**DO THIS:** Exactly as written, quote every line that follows, skipping the images.

** START INPUT **

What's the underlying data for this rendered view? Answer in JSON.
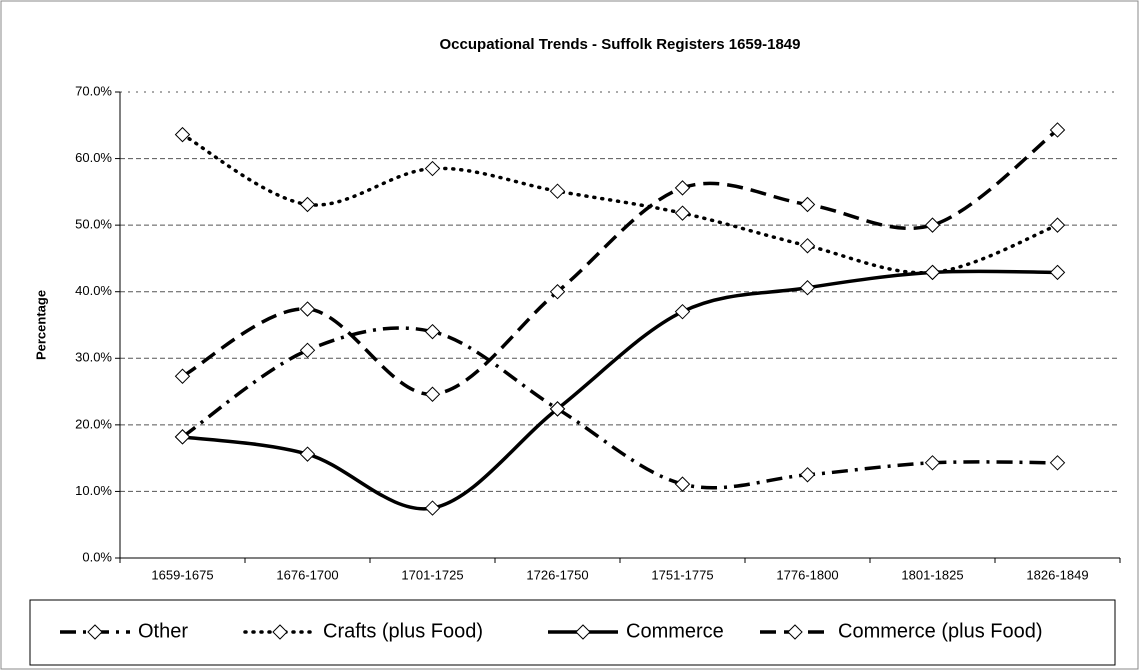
{
  "chart_data": {
    "type": "line",
    "title": "Occupational Trends - Suffolk Registers 1659-1849",
    "y_label": "Percentage",
    "categories": [
      "1659-1675",
      "1676-1700",
      "1701-1725",
      "1726-1750",
      "1751-1775",
      "1776-1800",
      "1801-1825",
      "1826-1849"
    ],
    "series": [
      {
        "name": "Other",
        "color": "#000000",
        "values": [
          18.2,
          31.2,
          34.0,
          22.4,
          11.1,
          12.5,
          14.3,
          14.3
        ]
      },
      {
        "name": "Crafts (plus Food)",
        "color": "#000000",
        "values": [
          63.6,
          53.1,
          58.5,
          55.1,
          51.8,
          46.9,
          42.9,
          50.0
        ]
      },
      {
        "name": "Commerce",
        "color": "#000000",
        "values": [
          18.2,
          15.6,
          7.5,
          22.4,
          37.0,
          40.6,
          42.9,
          42.9
        ]
      },
      {
        "name": "Commerce (plus Food)",
        "color": "#000000",
        "values": [
          27.3,
          37.4,
          24.6,
          40.0,
          55.6,
          53.1,
          50.0,
          64.3
        ]
      }
    ],
    "ylim": [
      0,
      70
    ],
    "yticks": [
      {
        "value": 0,
        "label": "0.0%"
      },
      {
        "value": 10,
        "label": "10.0%"
      },
      {
        "value": 20,
        "label": "20.0%"
      },
      {
        "value": 30,
        "label": "30.0%"
      },
      {
        "value": 40,
        "label": "40.0%"
      },
      {
        "value": 50,
        "label": "50.0%"
      },
      {
        "value": 60,
        "label": "60.0%"
      },
      {
        "value": 70,
        "label": "70.0%"
      }
    ],
    "grid": true,
    "legend": "bottom"
  }
}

** END INPUT **

**ANSWER TO THIS EXERCISE:**
What's the underlying data for this rendered view? Answer in JSON.
{
  "chart_data": {
    "type": "line",
    "title": "Occupational Trends - Suffolk Registers 1659-1849",
    "y_label": "Percentage",
    "categories": [
      "1659-1675",
      "1676-1700",
      "1701-1725",
      "1726-1750",
      "1751-1775",
      "1776-1800",
      "1801-1825",
      "1826-1849"
    ],
    "series": [
      {
        "name": "Other",
        "color": "#000000",
        "values": [
          18.2,
          31.2,
          34.0,
          22.4,
          11.1,
          12.5,
          14.3,
          14.3
        ]
      },
      {
        "name": "Crafts (plus Food)",
        "color": "#000000",
        "values": [
          63.6,
          53.1,
          58.5,
          55.1,
          51.8,
          46.9,
          42.9,
          50.0
        ]
      },
      {
        "name": "Commerce",
        "color": "#000000",
        "values": [
          18.2,
          15.6,
          7.5,
          22.4,
          37.0,
          40.6,
          42.9,
          42.9
        ]
      },
      {
        "name": "Commerce (plus Food)",
        "color": "#000000",
        "values": [
          27.3,
          37.4,
          24.6,
          40.0,
          55.6,
          53.1,
          50.0,
          64.3
        ]
      }
    ],
    "ylim": [
      0,
      70
    ],
    "yticks": [
      {
        "value": 0,
        "label": "0.0%"
      },
      {
        "value": 10,
        "label": "10.0%"
      },
      {
        "value": 20,
        "label": "20.0%"
      },
      {
        "value": 30,
        "label": "30.0%"
      },
      {
        "value": 40,
        "label": "40.0%"
      },
      {
        "value": 50,
        "label": "50.0%"
      },
      {
        "value": 60,
        "label": "60.0%"
      },
      {
        "value": 70,
        "label": "70.0%"
      }
    ],
    "grid": true,
    "legend": "bottom"
  }
}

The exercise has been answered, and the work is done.